>> Start Listing

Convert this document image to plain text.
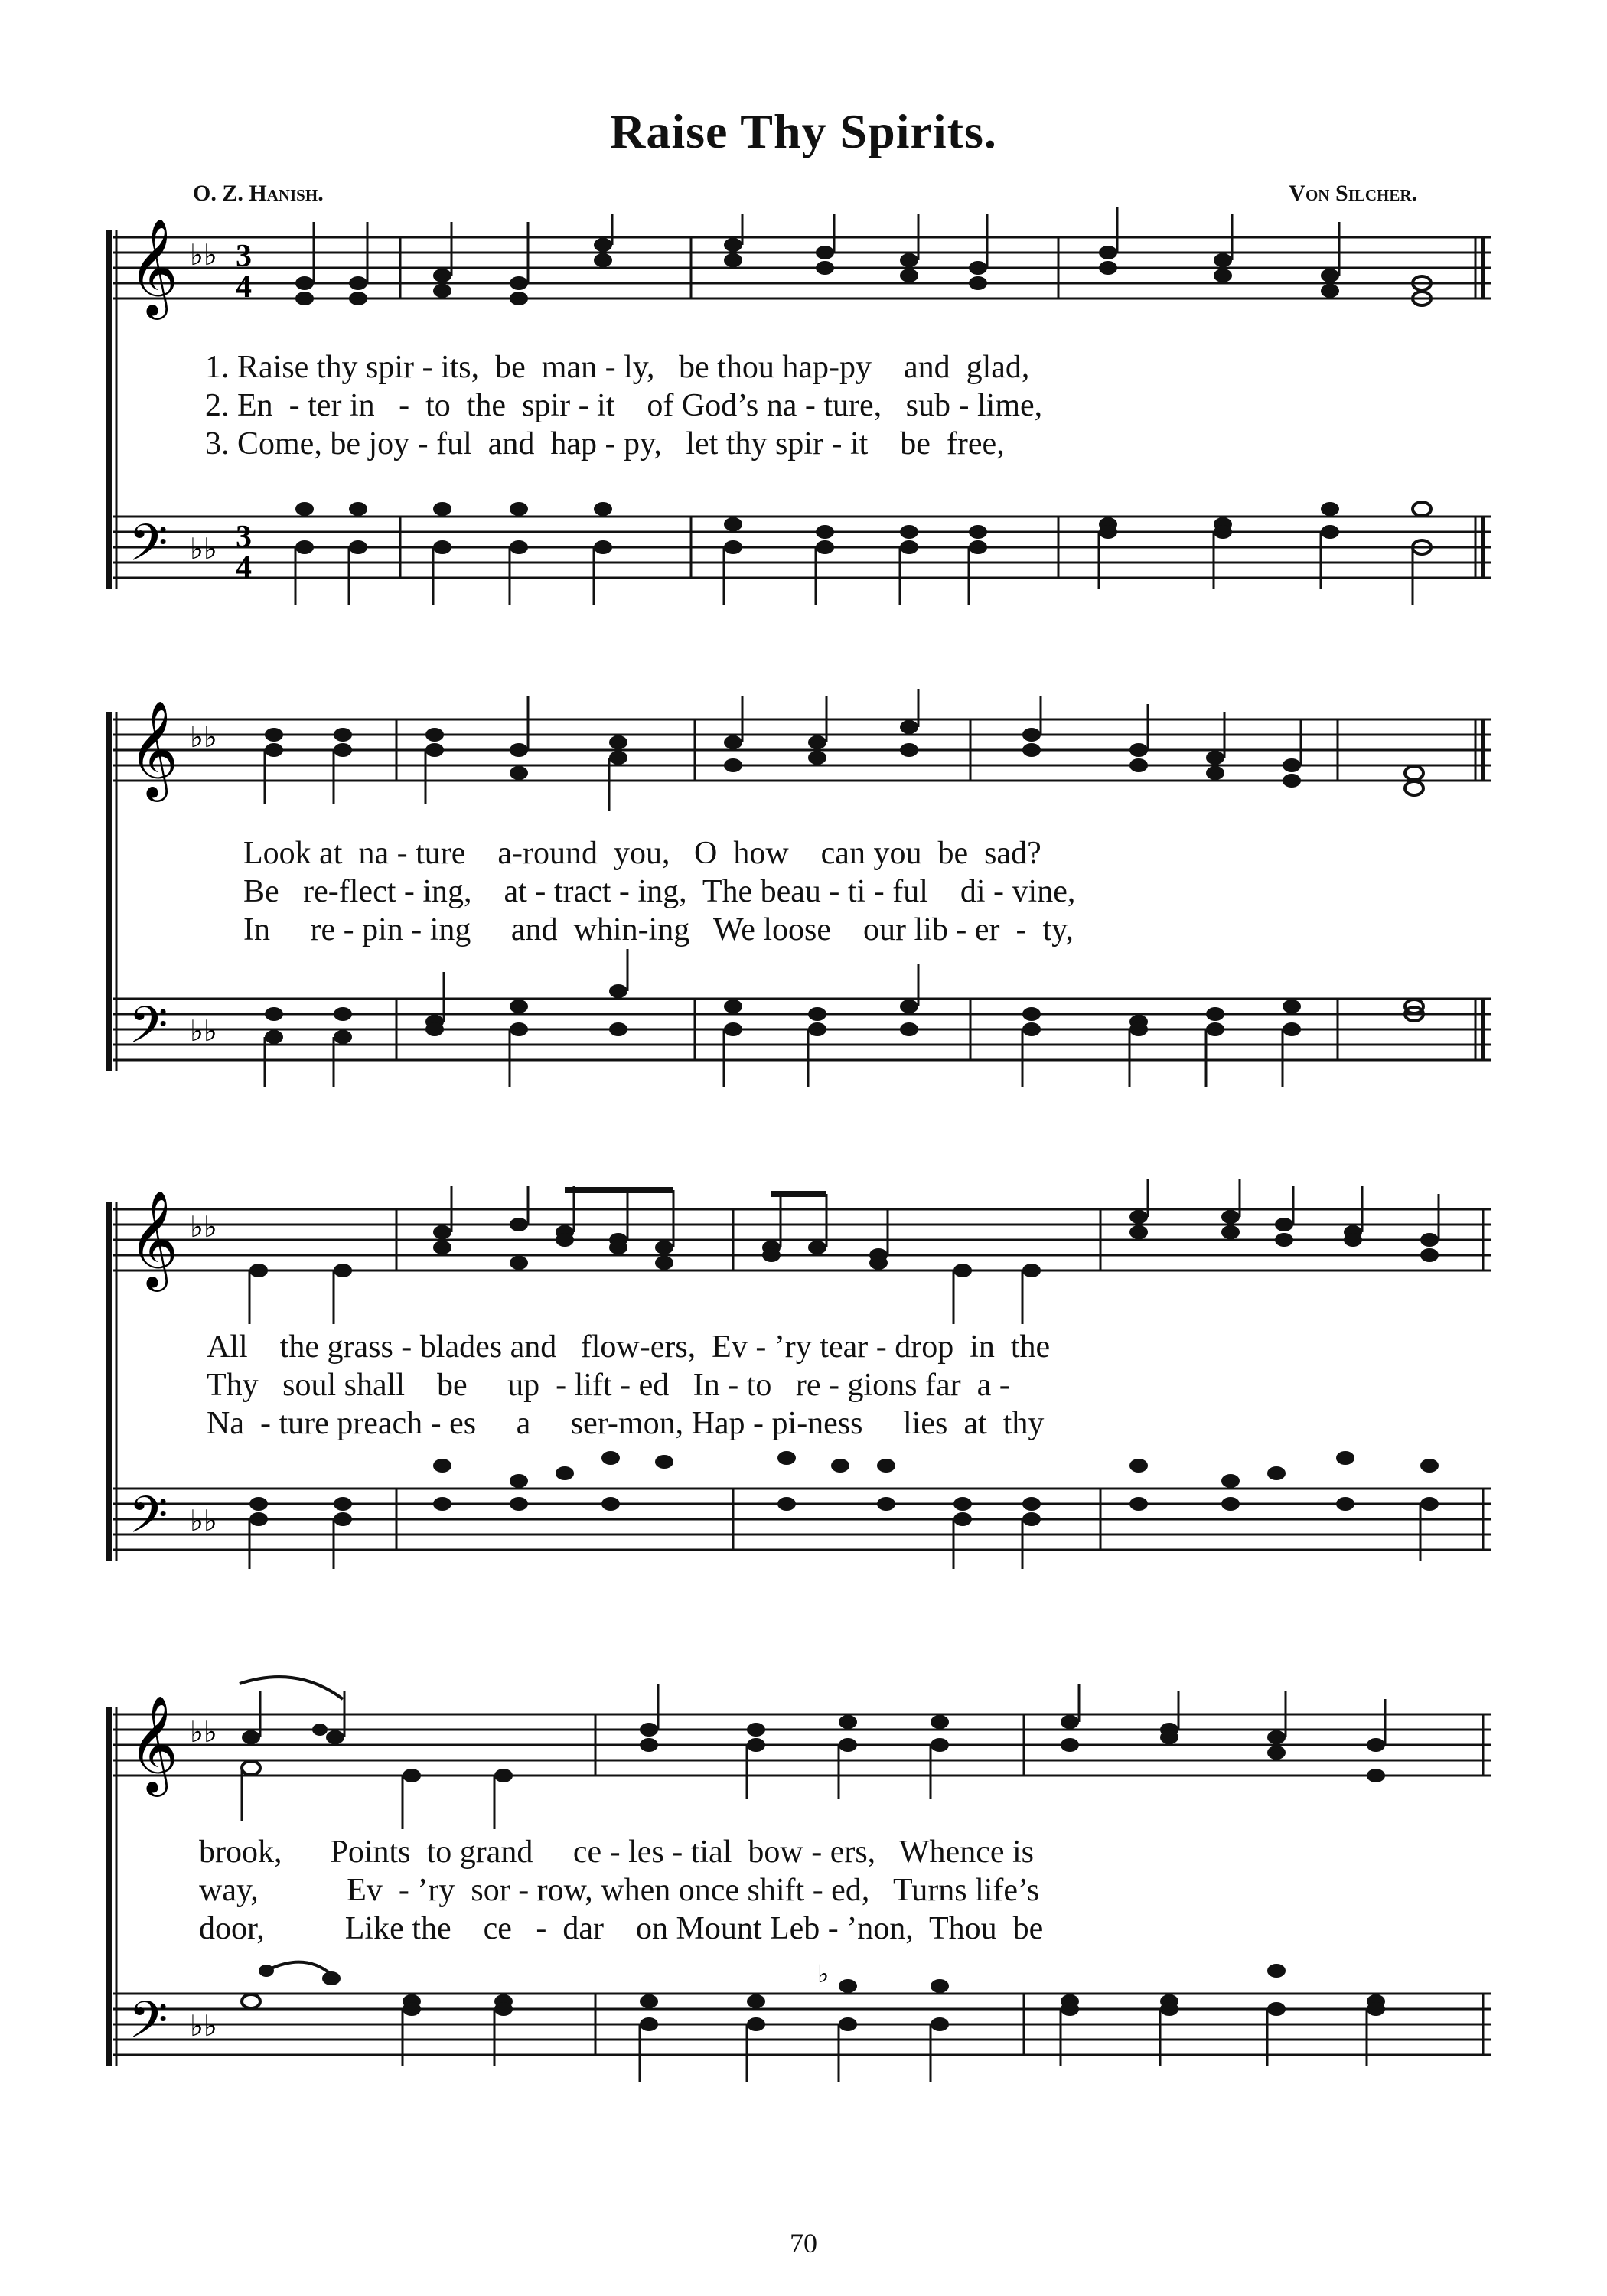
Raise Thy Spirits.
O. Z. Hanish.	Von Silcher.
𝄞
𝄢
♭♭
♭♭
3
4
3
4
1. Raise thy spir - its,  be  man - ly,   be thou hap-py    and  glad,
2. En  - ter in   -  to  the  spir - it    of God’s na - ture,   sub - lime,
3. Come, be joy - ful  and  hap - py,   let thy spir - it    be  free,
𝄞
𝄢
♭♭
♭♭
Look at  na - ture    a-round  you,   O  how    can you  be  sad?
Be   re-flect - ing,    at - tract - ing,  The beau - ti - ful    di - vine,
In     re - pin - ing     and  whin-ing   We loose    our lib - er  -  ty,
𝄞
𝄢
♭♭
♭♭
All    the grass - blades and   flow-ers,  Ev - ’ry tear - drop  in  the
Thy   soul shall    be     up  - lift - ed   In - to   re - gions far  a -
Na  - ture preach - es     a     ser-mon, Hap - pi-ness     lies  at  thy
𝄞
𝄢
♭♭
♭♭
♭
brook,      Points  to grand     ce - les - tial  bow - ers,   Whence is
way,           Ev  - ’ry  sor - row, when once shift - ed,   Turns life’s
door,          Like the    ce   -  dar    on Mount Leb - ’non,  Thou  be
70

>> End Listing

• **What to do**: Skipping the pictures, transcribe each line above exactly as it appears.

• **Exercise output**:
Convert this document image to plain text.
Raise Thy Spirits.
O. Z. Hanish.	Von Silcher.
𝄞
𝄢
♭♭
♭♭
3
4
3
4
1. Raise thy spir - its,  be  man - ly,   be thou hap-py    and  glad,
2. En  - ter in   -  to  the  spir - it    of God’s na - ture,   sub - lime,
3. Come, be joy - ful  and  hap - py,   let thy spir - it    be  free,
𝄞
𝄢
♭♭
♭♭
Look at  na - ture    a-round  you,   O  how    can you  be  sad?
Be   re-flect - ing,    at - tract - ing,  The beau - ti - ful    di - vine,
In     re - pin - ing     and  whin-ing   We loose    our lib - er  -  ty,
𝄞
𝄢
♭♭
♭♭
All    the grass - blades and   flow-ers,  Ev - ’ry tear - drop  in  the
Thy   soul shall    be     up  - lift - ed   In - to   re - gions far  a -
Na  - ture preach - es     a     ser-mon, Hap - pi-ness     lies  at  thy
𝄞
𝄢
♭♭
♭♭
♭
brook,      Points  to grand     ce - les - tial  bow - ers,   Whence is
way,           Ev  - ’ry  sor - row, when once shift - ed,   Turns life’s
door,          Like the    ce   -  dar    on Mount Leb - ’non,  Thou  be
70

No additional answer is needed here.